## Records to process
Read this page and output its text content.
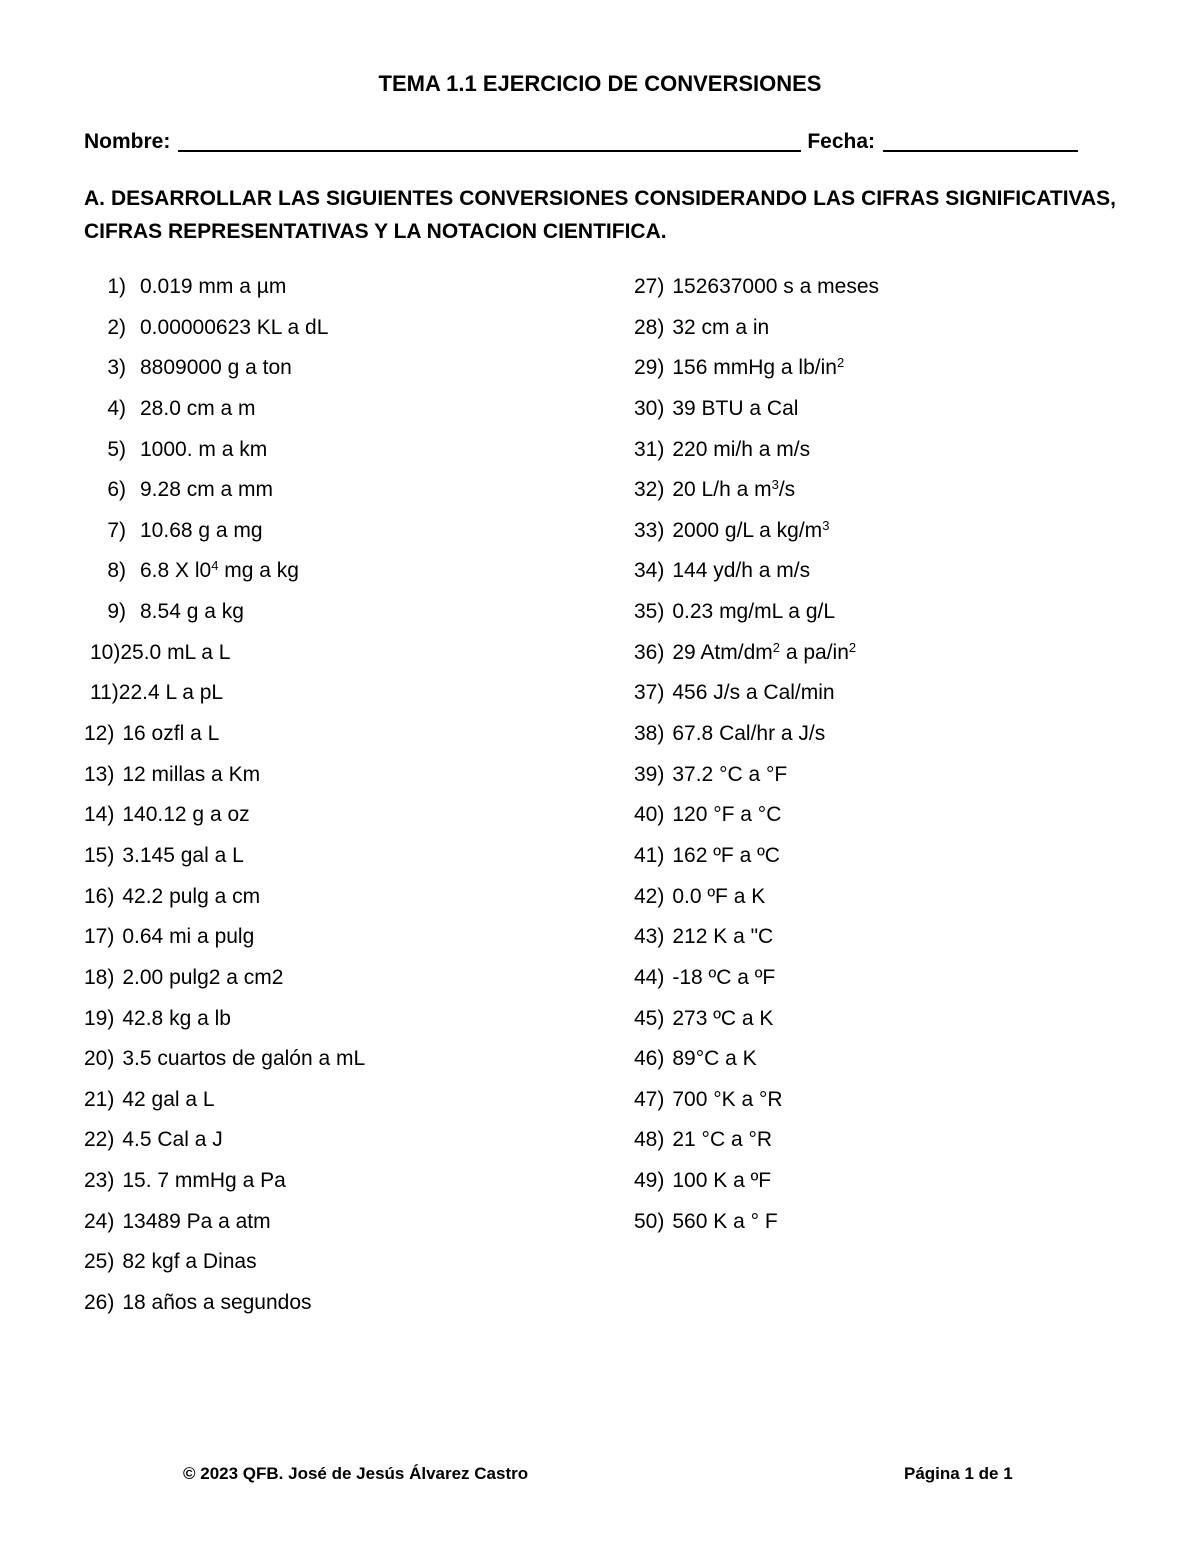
TEMA 1.1 EJERCICIO DE CONVERSIONES
Nombre:	Fecha:
A. DESARROLLAR LAS SIGUIENTES CONVERSIONES CONSIDERANDO LAS CIFRAS SIGNIFICATIVAS, CIFRAS REPRESENTATIVAS Y LA NOTACION CIENTIFICA.
1) 0.019 mm a µm
2) 0.00000623 KL a dL
3) 8809000 g a ton
4) 28.0 cm a m
5) 1000. m a km
6) 9.28 cm a mm
7) 10.68 g a mg
8) 6.8 X $l0^4$ mg a kg
9) 8.54 g a kg
10)25.0 mL a L
11)22.4 L a pL
12) 16 ozfl a L
13) 12 millas a Km
14) 140.12 g a oz
15) 3.145 gal a L
16) 42.2 pulg a cm
17) 0.64 mi a pulg
18) 2.00 pulg2 a cm2
19) 42.8 kg a lb
20) 3.5 cuartos de galón a mL
21) 42 gal a L
22) 4.5 Cal a J
23) 15. 7 mmHg a Pa
24) 13489 Pa a atm
25) 82 kgf a Dinas
26) 18 años a segundos
27) 152637000 s a meses
28) 32 cm a in
29) 156 mmHg a $lb/in^2$
30) 39 BTU a Cal
31) 220 mi/h a m/s
32) 20 L/h a $m^3/s$
33) 2000 g/L a $kg/m^3$
34) 144 yd/h a m/s
35) 0.23 mg/mL a g/L
36) 29 Atm/$dm^2$ a $pa/in^2$
37) 456 J/s a Cal/min
38) 67.8 Cal/hr a J/s
39) 37.2 °C a °F
40) 120 °F a °C
41) 162 ºF a ºC
42) 0.0 ºF a K
43) 212 K a "C
44) -18 ºC a ºF
45) 273 ºC a K
46) 89°C a K
47) 700 °K a °R
48) 21 °C a °R
49) 100 K a ºF
50) 560 K a ° F
© 2023 QFB. José de Jesús Álvarez Castro	Página 1 de 1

## Problem requirements
Read through the entries and copy each line in which "CONVERSIONES" appears.

## Result of this exercise
TEMA 1.1 EJERCICIO DE CONVERSIONES
A. DESARROLLAR LAS SIGUIENTES CONVERSIONES CONSIDERANDO LAS CIFRAS SIGNIFICATIVAS, CIFRAS REPRESENTATIVAS Y LA NOTACION CIENTIFICA.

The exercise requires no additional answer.